Leave out the pictures; transcribe all else exactly.

Records contained in a dataset:
___
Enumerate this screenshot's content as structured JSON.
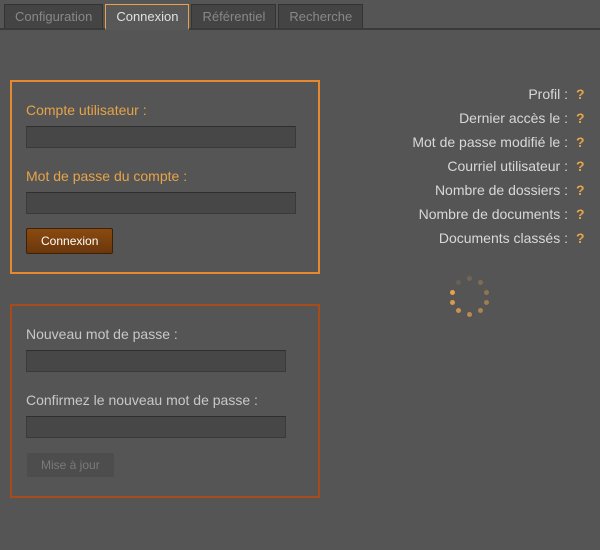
{
  "tabs": {
    "configuration": "Configuration",
    "connexion": "Connexion",
    "referentiel": "Référentiel",
    "recherche": "Recherche"
  },
  "login": {
    "user_label": "Compte utilisateur :",
    "pass_label": "Mot de passe du compte :",
    "user_value": "",
    "pass_value": "",
    "submit": "Connexion"
  },
  "change_pw": {
    "new_label": "Nouveau mot de passe :",
    "confirm_label": "Confirmez le nouveau mot de passe :",
    "new_value": "",
    "confirm_value": "",
    "submit": "Mise à jour"
  },
  "info": {
    "placeholder": "?",
    "items": [
      "Profil :",
      "Dernier accès le :",
      "Mot de passe modifié le :",
      "Courriel utilisateur :",
      "Nombre de dossiers :",
      "Nombre de documents :",
      "Documents classés :"
    ]
  }
}
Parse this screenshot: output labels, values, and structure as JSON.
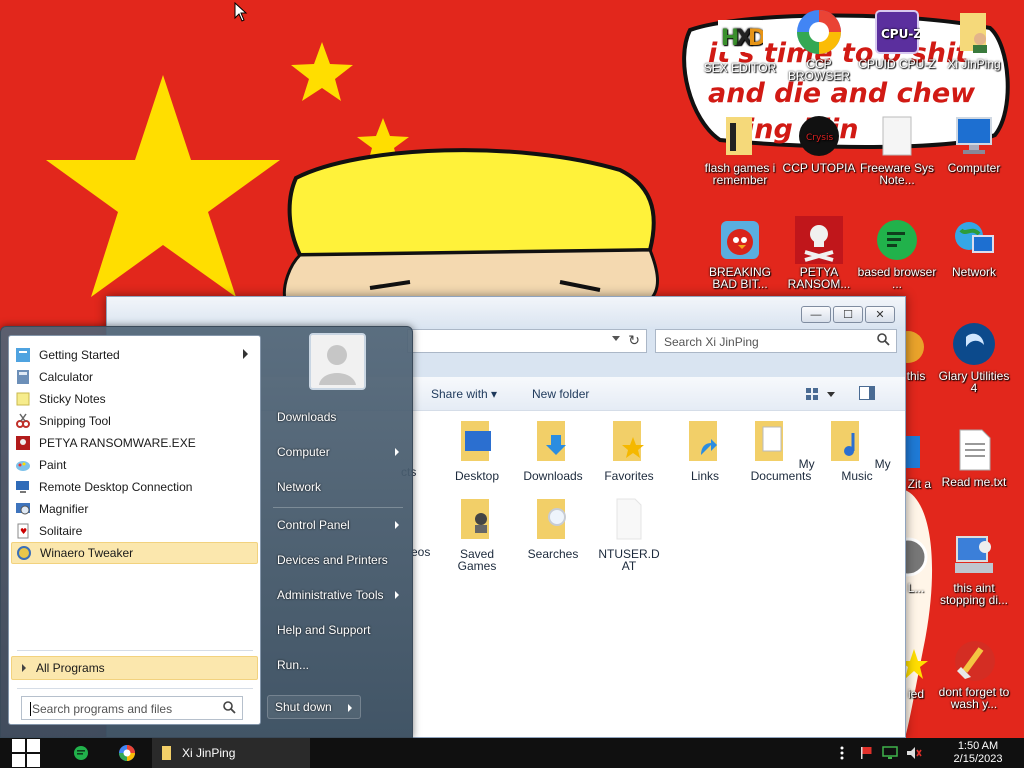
{
  "wallpaper": {
    "speech_text": [
      "it's time to o shit",
      "and die and chew",
      "ing illin"
    ],
    "colors": {
      "flag_red": "#e2271c",
      "star_yellow": "#ffde00",
      "hat_yellow": "#fff23a"
    }
  },
  "desktop_icons": [
    {
      "label": "SEX EDITOR",
      "icon": "hex-editor-icon"
    },
    {
      "label": "CCP BROWSER",
      "icon": "browser-icon"
    },
    {
      "label": "CPUID CPU-Z",
      "icon": "cpuz-icon"
    },
    {
      "label": "Xi JinPing",
      "icon": "user-folder-icon"
    },
    {
      "label": "flash games i remember",
      "icon": "folder-icon"
    },
    {
      "label": "CCP UTOPIA",
      "icon": "utopia-icon"
    },
    {
      "label": "Freeware Sys Note...",
      "icon": "notepad-icon"
    },
    {
      "label": "Computer",
      "icon": "computer-icon"
    },
    {
      "label": "BREAKING BAD BIT...",
      "icon": "angry-birds-icon"
    },
    {
      "label": "PETYA RANSOM...",
      "icon": "skull-icon"
    },
    {
      "label": "based browser ...",
      "icon": "chat-icon"
    },
    {
      "label": "Network",
      "icon": "network-icon"
    },
    {
      "label": "this",
      "icon": "partial-icon"
    },
    {
      "label": "Glary Utilities 4",
      "icon": "glary-icon"
    },
    {
      "label": "t Zit a",
      "icon": "partial-icon"
    },
    {
      "label": "Read me.txt",
      "icon": "text-file-icon"
    },
    {
      "label": "L...",
      "icon": "partial-icon"
    },
    {
      "label": "this aint stopping di...",
      "icon": "installer-icon"
    },
    {
      "label": "ied",
      "icon": "partial-icon"
    },
    {
      "label": "dont forget to wash y...",
      "icon": "cleaner-icon"
    }
  ],
  "explorer": {
    "window_controls": {
      "minimize": "—",
      "maximize": "☐",
      "close": "✕"
    },
    "search_placeholder": "Search Xi JinPing",
    "toolbar": {
      "share_with": "Share with",
      "new_folder": "New folder"
    },
    "items": [
      {
        "label": "Desktop",
        "icon": "desktop-folder-icon"
      },
      {
        "label": "Downloads",
        "icon": "downloads-folder-icon"
      },
      {
        "label": "Favorites",
        "icon": "favorites-folder-icon"
      },
      {
        "label": "Links",
        "icon": "links-folder-icon"
      },
      {
        "label": "My Documents",
        "icon": "documents-folder-icon"
      },
      {
        "label": "My Music",
        "icon": "music-folder-icon"
      },
      {
        "label": "Saved Games",
        "icon": "saved-games-folder-icon"
      },
      {
        "label": "Searches",
        "icon": "searches-folder-icon"
      },
      {
        "label": "NTUSER.DAT",
        "icon": "blank-file-icon"
      }
    ],
    "partial_labels": {
      "contacts_tail": "cts",
      "videos_tail": "eos"
    }
  },
  "start_menu": {
    "programs": [
      {
        "label": "Getting Started",
        "icon": "getting-started-icon",
        "arrow": true
      },
      {
        "label": "Calculator",
        "icon": "calculator-icon"
      },
      {
        "label": "Sticky Notes",
        "icon": "sticky-notes-icon"
      },
      {
        "label": "Snipping Tool",
        "icon": "snipping-tool-icon"
      },
      {
        "label": "PETYA RANSOMWARE.EXE",
        "icon": "petya-icon"
      },
      {
        "label": "Paint",
        "icon": "paint-icon"
      },
      {
        "label": "Remote Desktop Connection",
        "icon": "remote-desktop-icon"
      },
      {
        "label": "Magnifier",
        "icon": "magnifier-icon"
      },
      {
        "label": "Solitaire",
        "icon": "solitaire-icon"
      },
      {
        "label": "Winaero Tweaker",
        "icon": "winaero-icon",
        "highlighted": true
      }
    ],
    "all_programs": "All Programs",
    "search_placeholder": "Search programs and files",
    "right_items": [
      {
        "label": "Downloads"
      },
      {
        "label": "Computer",
        "arrow": true
      },
      {
        "label": "Network"
      },
      {
        "label": "Control Panel",
        "arrow": true
      },
      {
        "label": "Devices and Printers"
      },
      {
        "label": "Administrative Tools",
        "arrow": true
      },
      {
        "label": "Help and Support"
      },
      {
        "label": "Run..."
      }
    ],
    "shutdown": "Shut down"
  },
  "taskbar": {
    "window_label": "Xi JinPing",
    "clock_time": "1:50 AM",
    "clock_date": "2/15/2023"
  }
}
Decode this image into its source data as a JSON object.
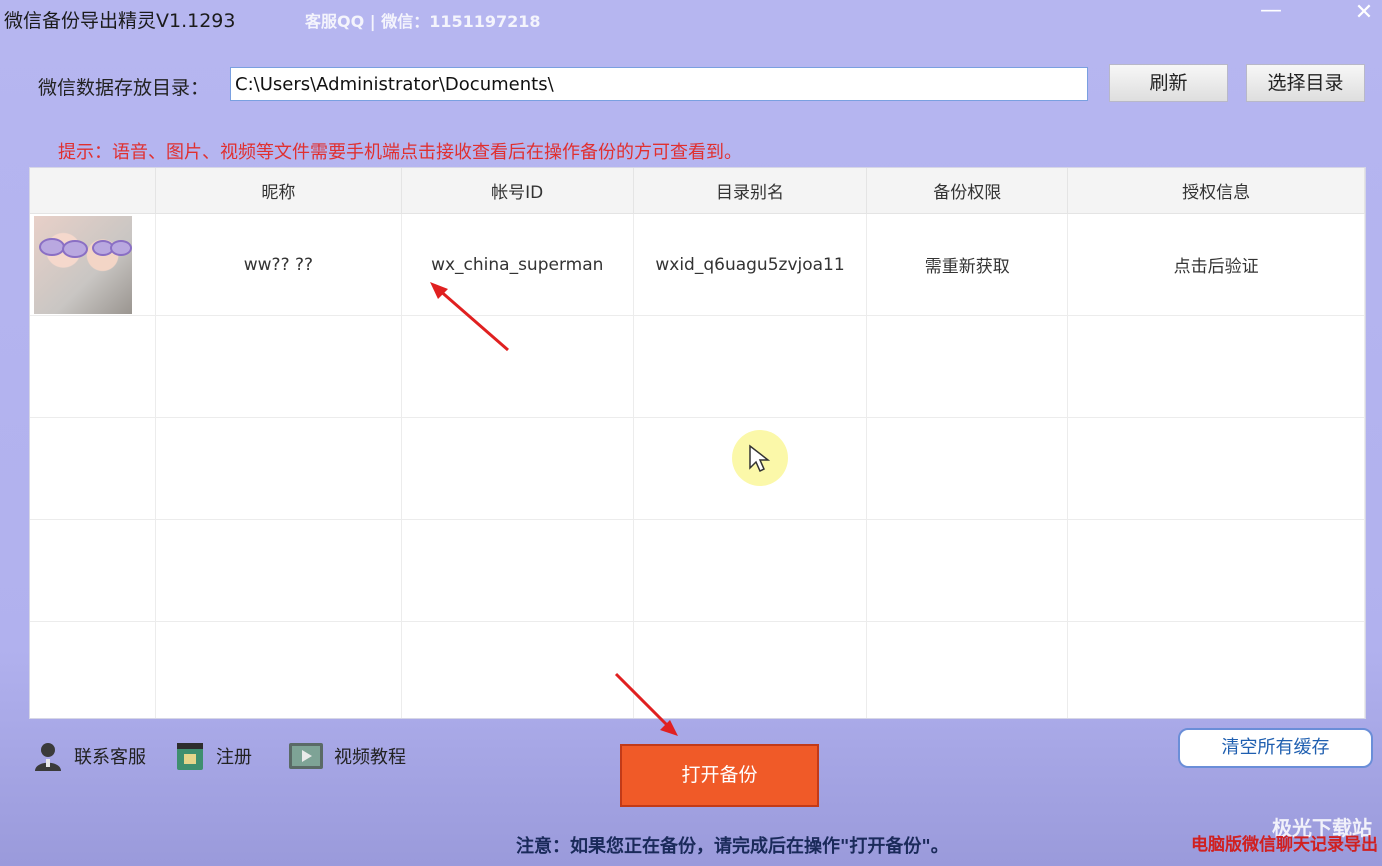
{
  "window": {
    "title": "微信备份导出精灵V1.1293",
    "support": "客服QQ | 微信：1151197218",
    "minimize_glyph": "—",
    "close_glyph": "✕"
  },
  "toolbar": {
    "dir_label": "微信数据存放目录：",
    "dir_value": "C:\\Users\\Administrator\\Documents\\",
    "refresh_label": "刷新",
    "select_dir_label": "选择目录"
  },
  "hint": "提示：语音、图片、视频等文件需要手机端点击接收查看后在操作备份的方可查看到。",
  "table": {
    "columns": [
      "",
      "昵称",
      "帐号ID",
      "目录别名",
      "备份权限",
      "授权信息"
    ],
    "rows": [
      {
        "avatar": "avatar-photo",
        "nickname": "ww?? ??",
        "account_id": "wx_china_superman",
        "dir_alias": "wxid_q6uagu5zvjoa11",
        "permission": "需重新获取",
        "auth_info": "点击后验证"
      }
    ]
  },
  "bottom": {
    "contact_label": "联系客服",
    "register_label": "注册",
    "video_label": "视频教程",
    "open_backup_label": "打开备份",
    "clear_cache_label": "清空所有缓存",
    "notice": "注意：如果您正在备份，请完成后在操作\"打开备份\"。",
    "export_link": "电脑版微信聊天记录导出",
    "watermark": "极光下载站"
  },
  "colors": {
    "background": "#b4b4ef",
    "hint": "#e03030",
    "open_button": "#f05a28",
    "annotation_arrow": "#e02020"
  },
  "icons": [
    "minimize-icon",
    "close-icon",
    "avatar-photo",
    "contact-service-icon",
    "register-icon",
    "video-tutorial-icon",
    "mouse-cursor-icon"
  ]
}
___
WRITTEN ANSWER
Enumerate this screenshot's content as structured JSON.
{
  "tabs": {
    "configuration": "Configuration",
    "connexion": "Connexion",
    "referentiel": "Référentiel",
    "recherche": "Recherche"
  },
  "login": {
    "user_label": "Compte utilisateur :",
    "pass_label": "Mot de passe du compte :",
    "user_value": "",
    "pass_value": "",
    "submit": "Connexion"
  },
  "change_pw": {
    "new_label": "Nouveau mot de passe :",
    "confirm_label": "Confirmez le nouveau mot de passe :",
    "new_value": "",
    "confirm_value": "",
    "submit": "Mise à jour"
  },
  "info": {
    "placeholder": "?",
    "items": [
      "Profil :",
      "Dernier accès le :",
      "Mot de passe modifié le :",
      "Courriel utilisateur :",
      "Nombre de dossiers :",
      "Nombre de documents :",
      "Documents classés :"
    ]
  }
}
Parse this screenshot: output labels, values, and structure as JSON.
{
  "wallpaper": {
    "speech_text": [
      "it's time to o shit",
      "and die and chew",
      "ing illin"
    ],
    "colors": {
      "flag_red": "#e2271c",
      "star_yellow": "#ffde00",
      "hat_yellow": "#fff23a"
    }
  },
  "desktop_icons": [
    {
      "label": "SEX EDITOR",
      "icon": "hex-editor-icon"
    },
    {
      "label": "CCP BROWSER",
      "icon": "browser-icon"
    },
    {
      "label": "CPUID CPU-Z",
      "icon": "cpuz-icon"
    },
    {
      "label": "Xi JinPing",
      "icon": "user-folder-icon"
    },
    {
      "label": "flash games i remember",
      "icon": "folder-icon"
    },
    {
      "label": "CCP UTOPIA",
      "icon": "utopia-icon"
    },
    {
      "label": "Freeware Sys Note...",
      "icon": "notepad-icon"
    },
    {
      "label": "Computer",
      "icon": "computer-icon"
    },
    {
      "label": "BREAKING BAD BIT...",
      "icon": "angry-birds-icon"
    },
    {
      "label": "PETYA RANSOM...",
      "icon": "skull-icon"
    },
    {
      "label": "based browser ...",
      "icon": "chat-icon"
    },
    {
      "label": "Network",
      "icon": "network-icon"
    },
    {
      "label": "this",
      "icon": "partial-icon"
    },
    {
      "label": "Glary Utilities 4",
      "icon": "glary-icon"
    },
    {
      "label": "t Zit a",
      "icon": "partial-icon"
    },
    {
      "label": "Read me.txt",
      "icon": "text-file-icon"
    },
    {
      "label": "L...",
      "icon": "partial-icon"
    },
    {
      "label": "this aint stopping di...",
      "icon": "installer-icon"
    },
    {
      "label": "ied",
      "icon": "partial-icon"
    },
    {
      "label": "dont forget to wash y...",
      "icon": "cleaner-icon"
    }
  ],
  "explorer": {
    "window_controls": {
      "minimize": "—",
      "maximize": "☐",
      "close": "✕"
    },
    "search_placeholder": "Search Xi JinPing",
    "toolbar": {
      "share_with": "Share with",
      "new_folder": "New folder"
    },
    "items": [
      {
        "label": "Desktop",
        "icon": "desktop-folder-icon"
      },
      {
        "label": "Downloads",
        "icon": "downloads-folder-icon"
      },
      {
        "label": "Favorites",
        "icon": "favorites-folder-icon"
      },
      {
        "label": "Links",
        "icon": "links-folder-icon"
      },
      {
        "label": "My Documents",
        "icon": "documents-folder-icon"
      },
      {
        "label": "My Music",
        "icon": "music-folder-icon"
      },
      {
        "label": "Saved Games",
        "icon": "saved-games-folder-icon"
      },
      {
        "label": "Searches",
        "icon": "searches-folder-icon"
      },
      {
        "label": "NTUSER.DAT",
        "icon": "blank-file-icon"
      }
    ],
    "partial_labels": {
      "contacts_tail": "cts",
      "videos_tail": "eos"
    }
  },
  "start_menu": {
    "programs": [
      {
        "label": "Getting Started",
        "icon": "getting-started-icon",
        "arrow": true
      },
      {
        "label": "Calculator",
        "icon": "calculator-icon"
      },
      {
        "label": "Sticky Notes",
        "icon": "sticky-notes-icon"
      },
      {
        "label": "Snipping Tool",
        "icon": "snipping-tool-icon"
      },
      {
        "label": "PETYA RANSOMWARE.EXE",
        "icon": "petya-icon"
      },
      {
        "label": "Paint",
        "icon": "paint-icon"
      },
      {
        "label": "Remote Desktop Connection",
        "icon": "remote-desktop-icon"
      },
      {
        "label": "Magnifier",
        "icon": "magnifier-icon"
      },
      {
        "label": "Solitaire",
        "icon": "solitaire-icon"
      },
      {
        "label": "Winaero Tweaker",
        "icon": "winaero-icon",
        "highlighted": true
      }
    ],
    "all_programs": "All Programs",
    "search_placeholder": "Search programs and files",
    "right_items": [
      {
        "label": "Downloads"
      },
      {
        "label": "Computer",
        "arrow": true
      },
      {
        "label": "Network"
      },
      {
        "label": "Control Panel",
        "arrow": true
      },
      {
        "label": "Devices and Printers"
      },
      {
        "label": "Administrative Tools",
        "arrow": true
      },
      {
        "label": "Help and Support"
      },
      {
        "label": "Run..."
      }
    ],
    "shutdown": "Shut down"
  },
  "taskbar": {
    "window_label": "Xi JinPing",
    "clock_time": "1:50 AM",
    "clock_date": "2/15/2023"
  }
}
Decode this image into its source data as a JSON object.
{
  "window": {
    "title": "微信备份导出精灵V1.1293",
    "support": "客服QQ | 微信：1151197218",
    "minimize_glyph": "—",
    "close_glyph": "✕"
  },
  "toolbar": {
    "dir_label": "微信数据存放目录：",
    "dir_value": "C:\\Users\\Administrator\\Documents\\",
    "refresh_label": "刷新",
    "select_dir_label": "选择目录"
  },
  "hint": "提示：语音、图片、视频等文件需要手机端点击接收查看后在操作备份的方可查看到。",
  "table": {
    "columns": [
      "",
      "昵称",
      "帐号ID",
      "目录别名",
      "备份权限",
      "授权信息"
    ],
    "rows": [
      {
        "avatar": "avatar-photo",
        "nickname": "ww?? ??",
        "account_id": "wx_china_superman",
        "dir_alias": "wxid_q6uagu5zvjoa11",
        "permission": "需重新获取",
        "auth_info": "点击后验证"
      }
    ]
  },
  "bottom": {
    "contact_label": "联系客服",
    "register_label": "注册",
    "video_label": "视频教程",
    "open_backup_label": "打开备份",
    "clear_cache_label": "清空所有缓存",
    "notice": "注意：如果您正在备份，请完成后在操作\"打开备份\"。",
    "export_link": "电脑版微信聊天记录导出",
    "watermark": "极光下载站"
  },
  "colors": {
    "background": "#b4b4ef",
    "hint": "#e03030",
    "open_button": "#f05a28",
    "annotation_arrow": "#e02020"
  },
  "icons": [
    "minimize-icon",
    "close-icon",
    "avatar-photo",
    "contact-service-icon",
    "register-icon",
    "video-tutorial-icon",
    "mouse-cursor-icon"
  ]
}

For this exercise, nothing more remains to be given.